▸ Exercise requirements:
Using the entries below, transcribe exactly the line containing "Transcribe the text in this document." and each line that follows it to the end.

** Start of Records **

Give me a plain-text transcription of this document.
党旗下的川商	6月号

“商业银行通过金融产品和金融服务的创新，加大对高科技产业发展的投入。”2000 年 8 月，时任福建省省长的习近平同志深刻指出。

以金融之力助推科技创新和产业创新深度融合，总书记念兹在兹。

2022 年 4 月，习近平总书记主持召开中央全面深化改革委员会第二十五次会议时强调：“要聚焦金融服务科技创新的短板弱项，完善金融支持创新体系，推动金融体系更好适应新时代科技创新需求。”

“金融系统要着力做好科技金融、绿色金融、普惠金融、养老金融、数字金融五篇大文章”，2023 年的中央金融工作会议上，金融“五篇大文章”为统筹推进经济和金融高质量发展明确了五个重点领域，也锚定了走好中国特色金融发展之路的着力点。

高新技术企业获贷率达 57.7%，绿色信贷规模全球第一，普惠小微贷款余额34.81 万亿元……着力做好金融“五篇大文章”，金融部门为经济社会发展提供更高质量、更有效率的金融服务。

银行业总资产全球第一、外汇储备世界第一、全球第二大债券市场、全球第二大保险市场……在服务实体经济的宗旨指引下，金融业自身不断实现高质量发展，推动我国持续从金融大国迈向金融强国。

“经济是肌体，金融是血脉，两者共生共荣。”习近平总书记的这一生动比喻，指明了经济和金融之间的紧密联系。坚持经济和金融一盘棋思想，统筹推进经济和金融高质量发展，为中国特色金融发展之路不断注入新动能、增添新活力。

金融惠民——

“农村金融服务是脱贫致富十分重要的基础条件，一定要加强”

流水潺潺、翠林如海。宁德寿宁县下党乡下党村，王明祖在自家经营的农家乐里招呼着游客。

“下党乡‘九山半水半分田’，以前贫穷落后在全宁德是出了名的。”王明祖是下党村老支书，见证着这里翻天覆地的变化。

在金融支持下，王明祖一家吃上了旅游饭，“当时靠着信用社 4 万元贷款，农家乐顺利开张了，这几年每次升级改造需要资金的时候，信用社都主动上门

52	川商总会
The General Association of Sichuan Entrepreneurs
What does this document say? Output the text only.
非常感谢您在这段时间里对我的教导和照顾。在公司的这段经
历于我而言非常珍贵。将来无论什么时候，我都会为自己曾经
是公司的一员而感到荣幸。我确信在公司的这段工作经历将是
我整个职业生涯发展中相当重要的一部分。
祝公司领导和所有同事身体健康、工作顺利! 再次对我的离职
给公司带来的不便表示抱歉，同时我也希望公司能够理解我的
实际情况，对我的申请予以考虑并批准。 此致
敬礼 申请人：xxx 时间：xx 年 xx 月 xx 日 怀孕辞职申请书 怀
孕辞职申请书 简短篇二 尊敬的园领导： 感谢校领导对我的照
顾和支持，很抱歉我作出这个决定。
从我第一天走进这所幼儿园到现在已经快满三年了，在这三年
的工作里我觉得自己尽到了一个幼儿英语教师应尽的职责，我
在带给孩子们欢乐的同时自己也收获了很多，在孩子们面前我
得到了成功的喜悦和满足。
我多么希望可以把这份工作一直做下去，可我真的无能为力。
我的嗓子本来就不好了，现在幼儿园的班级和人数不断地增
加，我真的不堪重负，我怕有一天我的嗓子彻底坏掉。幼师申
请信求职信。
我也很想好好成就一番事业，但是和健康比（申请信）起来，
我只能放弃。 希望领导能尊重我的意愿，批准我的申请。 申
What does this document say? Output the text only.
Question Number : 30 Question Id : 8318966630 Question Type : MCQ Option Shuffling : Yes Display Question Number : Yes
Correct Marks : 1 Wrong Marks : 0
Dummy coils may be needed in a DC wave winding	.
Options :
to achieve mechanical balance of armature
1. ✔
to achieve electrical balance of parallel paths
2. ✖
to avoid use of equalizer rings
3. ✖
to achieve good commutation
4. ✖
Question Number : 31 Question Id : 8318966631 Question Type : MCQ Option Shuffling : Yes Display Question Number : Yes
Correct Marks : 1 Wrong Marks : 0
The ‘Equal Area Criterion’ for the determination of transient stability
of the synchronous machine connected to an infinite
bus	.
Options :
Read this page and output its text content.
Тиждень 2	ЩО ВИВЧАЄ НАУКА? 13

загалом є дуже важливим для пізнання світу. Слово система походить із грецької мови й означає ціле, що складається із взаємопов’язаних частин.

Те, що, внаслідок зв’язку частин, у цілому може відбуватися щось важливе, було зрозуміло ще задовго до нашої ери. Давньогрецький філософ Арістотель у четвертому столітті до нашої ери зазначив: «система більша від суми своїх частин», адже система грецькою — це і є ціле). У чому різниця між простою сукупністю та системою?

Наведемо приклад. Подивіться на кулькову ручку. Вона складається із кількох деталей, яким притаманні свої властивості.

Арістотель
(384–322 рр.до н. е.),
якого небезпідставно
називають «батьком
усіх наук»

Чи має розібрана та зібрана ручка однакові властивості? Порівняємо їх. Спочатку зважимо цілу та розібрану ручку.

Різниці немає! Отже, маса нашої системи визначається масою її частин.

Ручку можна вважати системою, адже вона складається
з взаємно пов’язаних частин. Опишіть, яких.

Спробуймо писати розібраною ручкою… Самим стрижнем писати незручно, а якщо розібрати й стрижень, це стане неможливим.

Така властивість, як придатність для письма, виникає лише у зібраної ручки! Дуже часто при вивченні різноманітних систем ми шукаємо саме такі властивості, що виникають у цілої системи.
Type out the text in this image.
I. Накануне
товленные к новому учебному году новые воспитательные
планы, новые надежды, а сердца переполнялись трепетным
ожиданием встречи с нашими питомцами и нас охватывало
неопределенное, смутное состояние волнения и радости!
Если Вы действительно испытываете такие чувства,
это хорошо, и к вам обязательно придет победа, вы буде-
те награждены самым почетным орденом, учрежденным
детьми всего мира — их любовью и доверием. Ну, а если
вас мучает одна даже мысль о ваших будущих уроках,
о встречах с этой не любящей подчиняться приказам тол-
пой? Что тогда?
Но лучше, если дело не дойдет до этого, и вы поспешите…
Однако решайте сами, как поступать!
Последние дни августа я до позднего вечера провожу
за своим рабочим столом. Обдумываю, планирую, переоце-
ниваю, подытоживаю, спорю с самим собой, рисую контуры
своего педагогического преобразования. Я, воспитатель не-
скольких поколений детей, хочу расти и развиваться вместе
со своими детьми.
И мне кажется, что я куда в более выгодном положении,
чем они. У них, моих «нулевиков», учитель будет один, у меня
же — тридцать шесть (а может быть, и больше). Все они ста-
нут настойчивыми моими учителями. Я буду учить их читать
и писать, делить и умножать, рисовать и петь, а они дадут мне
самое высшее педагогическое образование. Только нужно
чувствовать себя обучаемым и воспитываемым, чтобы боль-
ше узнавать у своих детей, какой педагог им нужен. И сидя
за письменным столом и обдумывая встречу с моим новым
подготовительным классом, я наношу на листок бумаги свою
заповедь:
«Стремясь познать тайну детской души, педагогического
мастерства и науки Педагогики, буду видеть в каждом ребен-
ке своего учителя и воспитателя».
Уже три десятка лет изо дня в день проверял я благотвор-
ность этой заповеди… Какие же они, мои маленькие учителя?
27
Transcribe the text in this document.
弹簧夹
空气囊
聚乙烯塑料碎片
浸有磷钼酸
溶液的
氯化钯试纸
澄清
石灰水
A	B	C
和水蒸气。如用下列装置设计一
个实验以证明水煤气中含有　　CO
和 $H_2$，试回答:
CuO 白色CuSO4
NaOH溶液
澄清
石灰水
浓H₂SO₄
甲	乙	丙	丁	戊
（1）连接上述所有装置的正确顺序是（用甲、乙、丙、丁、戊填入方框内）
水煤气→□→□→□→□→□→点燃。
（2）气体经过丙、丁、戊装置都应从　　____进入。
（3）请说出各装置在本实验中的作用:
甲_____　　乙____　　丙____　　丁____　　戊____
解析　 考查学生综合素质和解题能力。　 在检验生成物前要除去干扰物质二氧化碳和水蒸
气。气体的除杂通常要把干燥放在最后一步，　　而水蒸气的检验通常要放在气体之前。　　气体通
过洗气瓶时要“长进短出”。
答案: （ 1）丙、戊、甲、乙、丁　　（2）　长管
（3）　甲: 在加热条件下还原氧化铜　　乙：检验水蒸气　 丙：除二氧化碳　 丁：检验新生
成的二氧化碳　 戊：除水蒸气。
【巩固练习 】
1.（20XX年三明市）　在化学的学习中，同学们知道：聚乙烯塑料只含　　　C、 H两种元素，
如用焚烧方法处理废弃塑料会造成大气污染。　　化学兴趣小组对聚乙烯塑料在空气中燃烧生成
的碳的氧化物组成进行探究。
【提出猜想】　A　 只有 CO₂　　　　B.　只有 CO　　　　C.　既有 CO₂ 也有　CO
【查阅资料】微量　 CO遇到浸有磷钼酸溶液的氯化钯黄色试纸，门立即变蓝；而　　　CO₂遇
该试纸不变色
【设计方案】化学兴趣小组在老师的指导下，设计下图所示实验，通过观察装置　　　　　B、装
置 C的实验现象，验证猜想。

** End of Records **

▸ Result of the exercise:
Transcribe the text in this document.
弹簧夹
空气囊
聚乙烯塑料碎片
浸有磷钼酸
溶液的
氯化钯试纸
澄清
石灰水
A	B	C
和水蒸气。如用下列装置设计一
个实验以证明水煤气中含有　　CO
和 $H_2$，试回答:
CuO 白色CuSO4
NaOH溶液
澄清
石灰水
浓H₂SO₄
甲	乙	丙	丁	戊
（1）连接上述所有装置的正确顺序是（用甲、乙、丙、丁、戊填入方框内）
水煤气→□→□→□→□→□→点燃。
（2）气体经过丙、丁、戊装置都应从　　____进入。
（3）请说出各装置在本实验中的作用:
甲_____　　乙____　　丙____　　丁____　　戊____
解析　 考查学生综合素质和解题能力。　 在检验生成物前要除去干扰物质二氧化碳和水蒸
气。气体的除杂通常要把干燥放在最后一步，　　而水蒸气的检验通常要放在气体之前。　　气体通
过洗气瓶时要“长进短出”。
答案: （ 1）丙、戊、甲、乙、丁　　（2）　长管
（3）　甲: 在加热条件下还原氧化铜　　乙：检验水蒸气　 丙：除二氧化碳　 丁：检验新生
成的二氧化碳　 戊：除水蒸气。
【巩固练习 】
1.（20XX年三明市）　在化学的学习中，同学们知道：聚乙烯塑料只含　　　C、 H两种元素，
如用焚烧方法处理废弃塑料会造成大气污染。　　化学兴趣小组对聚乙烯塑料在空气中燃烧生成
的碳的氧化物组成进行探究。
【提出猜想】　A　 只有 CO₂　　　　B.　只有 CO　　　　C.　既有 CO₂ 也有　CO
【查阅资料】微量　 CO遇到浸有磷钼酸溶液的氯化钯黄色试纸，门立即变蓝；而　　　CO₂遇
该试纸不变色
【设计方案】化学兴趣小组在老师的指导下，设计下图所示实验，通过观察装置　　　　　B、装
置 C的实验现象，验证猜想。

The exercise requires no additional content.